Prosigue la nota sobre la carrera por la gobernación de La Rioja justo después de su última oración.

Texto de estudio:
**********
La vicegobernadora Teresita Madera consolidó su postulación por el peronismo local con una plataforma de desarrollo tecnológico y minero, mientras que el libertario Martín Menem, líder de LLA, busca romper la hegemonía peronista desde la Presidencia de la Cámara. El enfrentamiento entre la continuidad reformista y la ruptura fiscal marcará la próxima elección provincial.
A pesar de que el calendario electoral marca 2027 como el año de la contienda por la gobernación, el tablero político en La Rioja ya tiene definidos a sus principales protagonistas. Por un lado, la vicegobernadora peronista Teresita Madera ha confirmado su aspiración a suceder a Ricardo Quintela, y por el otro, el presidente de la Cámara de Diputados de la Nación, Martín Menem (La Libertad Avanza), se consolida como el gran desafiante, dispuesto a capitalizar el desgaste del oficialismo.
Este enfrentamiento no será solo de nombres, sino una lucha entre dos visiones radicalmente opuestas para la provincia que históricamente fue el feudo del peronismo.
Madera: la apuesta por la «Rioja con oportunidades»
Teresita Madera ha sido la primera figura fuerte del peronismo riojano en adelantar su candidatura. Tras años de experiencia técnica y territorial, la vicegobernadora se siente preparada para liderar la provincia, un deseo que ya ha conversado con Quintela.
**********
Listado mostrado:

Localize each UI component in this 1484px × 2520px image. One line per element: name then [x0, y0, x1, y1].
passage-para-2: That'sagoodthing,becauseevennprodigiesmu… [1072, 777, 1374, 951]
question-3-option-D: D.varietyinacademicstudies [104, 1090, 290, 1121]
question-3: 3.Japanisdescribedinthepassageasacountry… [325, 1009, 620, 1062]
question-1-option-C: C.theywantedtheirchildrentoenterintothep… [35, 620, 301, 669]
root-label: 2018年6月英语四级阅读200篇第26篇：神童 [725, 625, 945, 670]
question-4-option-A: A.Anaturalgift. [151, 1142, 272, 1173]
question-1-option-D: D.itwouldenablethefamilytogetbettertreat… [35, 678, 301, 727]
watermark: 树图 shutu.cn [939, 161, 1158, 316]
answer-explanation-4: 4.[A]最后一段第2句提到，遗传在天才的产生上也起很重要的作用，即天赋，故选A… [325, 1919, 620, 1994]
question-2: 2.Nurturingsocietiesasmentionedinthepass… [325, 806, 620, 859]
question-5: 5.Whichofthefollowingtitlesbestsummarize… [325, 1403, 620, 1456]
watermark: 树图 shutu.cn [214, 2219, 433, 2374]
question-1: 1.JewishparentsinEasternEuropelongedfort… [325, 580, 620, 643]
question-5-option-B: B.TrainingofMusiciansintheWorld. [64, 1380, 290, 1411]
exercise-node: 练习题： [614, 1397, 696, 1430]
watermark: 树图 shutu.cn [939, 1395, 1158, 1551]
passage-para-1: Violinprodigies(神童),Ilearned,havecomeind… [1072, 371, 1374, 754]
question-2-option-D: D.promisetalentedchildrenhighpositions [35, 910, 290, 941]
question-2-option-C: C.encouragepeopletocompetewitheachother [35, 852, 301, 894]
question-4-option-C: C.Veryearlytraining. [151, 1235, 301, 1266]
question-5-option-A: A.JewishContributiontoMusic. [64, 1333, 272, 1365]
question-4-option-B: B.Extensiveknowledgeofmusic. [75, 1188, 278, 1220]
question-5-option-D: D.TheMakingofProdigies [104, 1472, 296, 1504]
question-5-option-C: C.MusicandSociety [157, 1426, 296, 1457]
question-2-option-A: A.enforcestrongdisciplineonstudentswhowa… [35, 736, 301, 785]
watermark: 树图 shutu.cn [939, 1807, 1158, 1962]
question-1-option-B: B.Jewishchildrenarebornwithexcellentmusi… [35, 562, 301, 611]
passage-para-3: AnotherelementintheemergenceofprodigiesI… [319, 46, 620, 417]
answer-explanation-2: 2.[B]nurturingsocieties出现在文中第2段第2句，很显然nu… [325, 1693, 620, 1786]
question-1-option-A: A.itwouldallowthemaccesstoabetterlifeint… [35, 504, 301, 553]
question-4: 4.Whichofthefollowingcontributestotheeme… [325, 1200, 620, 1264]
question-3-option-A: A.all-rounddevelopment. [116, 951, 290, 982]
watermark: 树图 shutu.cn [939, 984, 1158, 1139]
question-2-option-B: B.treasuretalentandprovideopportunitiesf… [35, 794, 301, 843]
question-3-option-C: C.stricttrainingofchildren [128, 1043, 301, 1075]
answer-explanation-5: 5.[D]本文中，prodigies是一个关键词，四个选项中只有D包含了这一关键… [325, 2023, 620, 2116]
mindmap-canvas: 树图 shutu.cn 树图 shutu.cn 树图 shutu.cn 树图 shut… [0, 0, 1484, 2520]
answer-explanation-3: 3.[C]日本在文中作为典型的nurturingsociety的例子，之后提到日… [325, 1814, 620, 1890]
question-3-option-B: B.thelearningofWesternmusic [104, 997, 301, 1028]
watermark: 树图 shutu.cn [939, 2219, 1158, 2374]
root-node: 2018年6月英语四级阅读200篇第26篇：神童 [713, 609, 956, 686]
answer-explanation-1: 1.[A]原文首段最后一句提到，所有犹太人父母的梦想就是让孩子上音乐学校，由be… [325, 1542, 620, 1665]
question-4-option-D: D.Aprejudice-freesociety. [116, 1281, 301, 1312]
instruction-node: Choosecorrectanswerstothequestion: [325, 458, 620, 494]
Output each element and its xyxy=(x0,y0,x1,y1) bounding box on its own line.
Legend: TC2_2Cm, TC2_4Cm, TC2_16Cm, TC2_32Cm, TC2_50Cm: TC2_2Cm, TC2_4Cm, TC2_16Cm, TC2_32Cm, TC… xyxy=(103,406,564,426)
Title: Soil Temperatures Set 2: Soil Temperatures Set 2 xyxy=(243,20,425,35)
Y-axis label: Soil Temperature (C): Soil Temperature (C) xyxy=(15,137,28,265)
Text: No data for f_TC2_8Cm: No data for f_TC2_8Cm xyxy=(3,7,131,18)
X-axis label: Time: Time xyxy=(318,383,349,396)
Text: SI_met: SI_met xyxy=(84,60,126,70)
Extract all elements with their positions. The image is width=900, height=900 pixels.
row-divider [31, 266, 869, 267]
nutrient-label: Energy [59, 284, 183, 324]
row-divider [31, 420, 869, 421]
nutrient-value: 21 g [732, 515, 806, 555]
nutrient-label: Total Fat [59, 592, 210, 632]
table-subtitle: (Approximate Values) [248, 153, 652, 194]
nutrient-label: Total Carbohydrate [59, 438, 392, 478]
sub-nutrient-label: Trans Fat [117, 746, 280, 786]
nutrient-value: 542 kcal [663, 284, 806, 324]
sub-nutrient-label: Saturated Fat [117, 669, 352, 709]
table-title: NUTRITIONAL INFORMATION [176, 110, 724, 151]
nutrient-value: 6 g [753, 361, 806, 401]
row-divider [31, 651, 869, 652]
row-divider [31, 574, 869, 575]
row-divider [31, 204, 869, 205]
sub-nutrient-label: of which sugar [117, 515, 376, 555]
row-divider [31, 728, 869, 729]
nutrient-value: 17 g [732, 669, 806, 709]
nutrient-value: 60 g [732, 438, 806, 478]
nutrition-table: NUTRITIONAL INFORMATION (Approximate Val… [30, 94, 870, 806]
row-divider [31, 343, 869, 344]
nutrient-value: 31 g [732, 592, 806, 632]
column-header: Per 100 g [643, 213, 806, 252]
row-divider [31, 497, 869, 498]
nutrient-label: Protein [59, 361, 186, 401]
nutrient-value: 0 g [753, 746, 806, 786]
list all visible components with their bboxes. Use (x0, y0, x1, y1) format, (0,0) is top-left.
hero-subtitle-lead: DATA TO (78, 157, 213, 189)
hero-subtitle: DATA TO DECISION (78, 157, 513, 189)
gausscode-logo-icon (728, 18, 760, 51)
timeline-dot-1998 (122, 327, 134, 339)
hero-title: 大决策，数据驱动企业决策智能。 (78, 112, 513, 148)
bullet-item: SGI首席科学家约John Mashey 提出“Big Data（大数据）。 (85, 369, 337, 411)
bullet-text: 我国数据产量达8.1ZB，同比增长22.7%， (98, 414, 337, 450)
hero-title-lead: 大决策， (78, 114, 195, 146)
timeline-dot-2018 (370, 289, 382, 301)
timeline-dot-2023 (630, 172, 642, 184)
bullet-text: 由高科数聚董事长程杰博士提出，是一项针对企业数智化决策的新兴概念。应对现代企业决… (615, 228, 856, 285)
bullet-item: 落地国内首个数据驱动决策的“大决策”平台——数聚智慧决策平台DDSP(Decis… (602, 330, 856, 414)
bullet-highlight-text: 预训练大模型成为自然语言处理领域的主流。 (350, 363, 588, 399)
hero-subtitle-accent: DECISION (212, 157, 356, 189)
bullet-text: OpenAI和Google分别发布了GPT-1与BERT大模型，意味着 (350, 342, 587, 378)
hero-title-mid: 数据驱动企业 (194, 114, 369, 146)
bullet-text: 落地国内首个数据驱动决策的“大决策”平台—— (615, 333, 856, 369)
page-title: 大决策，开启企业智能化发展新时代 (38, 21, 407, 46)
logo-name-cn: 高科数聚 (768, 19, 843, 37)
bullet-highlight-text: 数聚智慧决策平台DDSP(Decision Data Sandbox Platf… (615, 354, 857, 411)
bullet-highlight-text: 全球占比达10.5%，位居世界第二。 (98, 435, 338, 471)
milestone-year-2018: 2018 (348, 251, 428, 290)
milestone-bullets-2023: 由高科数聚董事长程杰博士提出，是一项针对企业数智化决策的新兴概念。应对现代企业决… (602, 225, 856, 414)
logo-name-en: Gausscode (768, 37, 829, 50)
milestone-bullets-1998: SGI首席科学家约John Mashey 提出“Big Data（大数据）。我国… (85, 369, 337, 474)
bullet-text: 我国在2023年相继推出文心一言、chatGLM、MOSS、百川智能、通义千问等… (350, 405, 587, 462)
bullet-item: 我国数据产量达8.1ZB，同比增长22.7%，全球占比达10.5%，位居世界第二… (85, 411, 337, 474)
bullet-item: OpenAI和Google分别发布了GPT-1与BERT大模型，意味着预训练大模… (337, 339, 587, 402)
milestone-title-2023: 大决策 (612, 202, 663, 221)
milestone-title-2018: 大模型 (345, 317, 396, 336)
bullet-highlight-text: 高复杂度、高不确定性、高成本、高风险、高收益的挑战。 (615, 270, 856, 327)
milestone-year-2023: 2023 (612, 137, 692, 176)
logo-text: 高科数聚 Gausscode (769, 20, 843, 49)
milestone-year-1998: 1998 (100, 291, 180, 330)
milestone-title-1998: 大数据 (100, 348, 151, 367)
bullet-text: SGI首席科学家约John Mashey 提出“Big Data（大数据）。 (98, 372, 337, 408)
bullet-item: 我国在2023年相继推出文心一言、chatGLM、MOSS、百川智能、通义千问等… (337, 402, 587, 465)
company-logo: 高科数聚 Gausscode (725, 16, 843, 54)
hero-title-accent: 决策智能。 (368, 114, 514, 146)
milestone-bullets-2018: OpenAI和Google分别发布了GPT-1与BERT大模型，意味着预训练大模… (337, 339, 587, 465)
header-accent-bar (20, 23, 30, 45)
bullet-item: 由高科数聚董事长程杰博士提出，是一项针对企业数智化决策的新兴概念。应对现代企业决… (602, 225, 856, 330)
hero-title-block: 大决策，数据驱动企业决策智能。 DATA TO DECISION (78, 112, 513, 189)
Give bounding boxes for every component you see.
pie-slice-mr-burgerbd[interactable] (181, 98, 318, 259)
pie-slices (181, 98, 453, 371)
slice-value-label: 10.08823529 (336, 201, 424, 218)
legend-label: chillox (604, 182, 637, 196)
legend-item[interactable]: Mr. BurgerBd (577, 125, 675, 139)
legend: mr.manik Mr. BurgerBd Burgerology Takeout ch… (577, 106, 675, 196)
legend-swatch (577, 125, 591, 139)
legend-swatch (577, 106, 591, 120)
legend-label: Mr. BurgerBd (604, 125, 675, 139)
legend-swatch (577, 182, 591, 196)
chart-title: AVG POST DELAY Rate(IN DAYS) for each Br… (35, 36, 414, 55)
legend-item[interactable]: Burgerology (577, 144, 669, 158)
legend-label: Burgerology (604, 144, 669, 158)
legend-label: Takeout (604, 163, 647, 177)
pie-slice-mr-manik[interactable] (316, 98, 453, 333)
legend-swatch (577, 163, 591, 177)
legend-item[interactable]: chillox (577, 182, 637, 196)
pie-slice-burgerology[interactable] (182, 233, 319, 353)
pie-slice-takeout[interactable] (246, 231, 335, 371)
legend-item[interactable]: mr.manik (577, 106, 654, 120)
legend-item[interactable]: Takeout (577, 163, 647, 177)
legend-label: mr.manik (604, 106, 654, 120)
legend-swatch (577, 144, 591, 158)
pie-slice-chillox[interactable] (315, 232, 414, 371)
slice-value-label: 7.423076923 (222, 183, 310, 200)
**********
Respuesta esperada:
Su plataforma se enfoca en la modernización económica, buscando un equilibrio entre la tradición productiva y la innovación:
- Innovación y minería: Madera propone fortalecer la producción y el turismo, pero también sumar «con fuerza todo lo vinculado a la industria del conocimiento, a la IA para darle valor agregado». Además, aboga por el desarrollo de grandes proyectos mineros para generar empleo.
- Crítica al PJ nacional: Madera se diferencia del kirchnerismo, señalando que el peronismo a nivel nacional «carece de un liderazgo firme» y le «falta un norte»5. Su objetivo es construir una propuesta que vaya más allá del «NO a Milei»6.
Menem: la ofensiva libertaria y el fin de la «casta»
Desde la Casa Rosada y la Cámara Baja, Martín Menem se ha posicionado como el ariete para romper la hegemonía de Quintela, capitalizando el voto de la Capital y de los sectores que rechazan el modelo de dependencia estatal:
- Austeridad como bandera: Menem se ha convertido en el principal defensor de los recortes de gastos de LLA, asegurando que su gestión en Diputados se centró en recortar personal y «cortamos muchos privilegios».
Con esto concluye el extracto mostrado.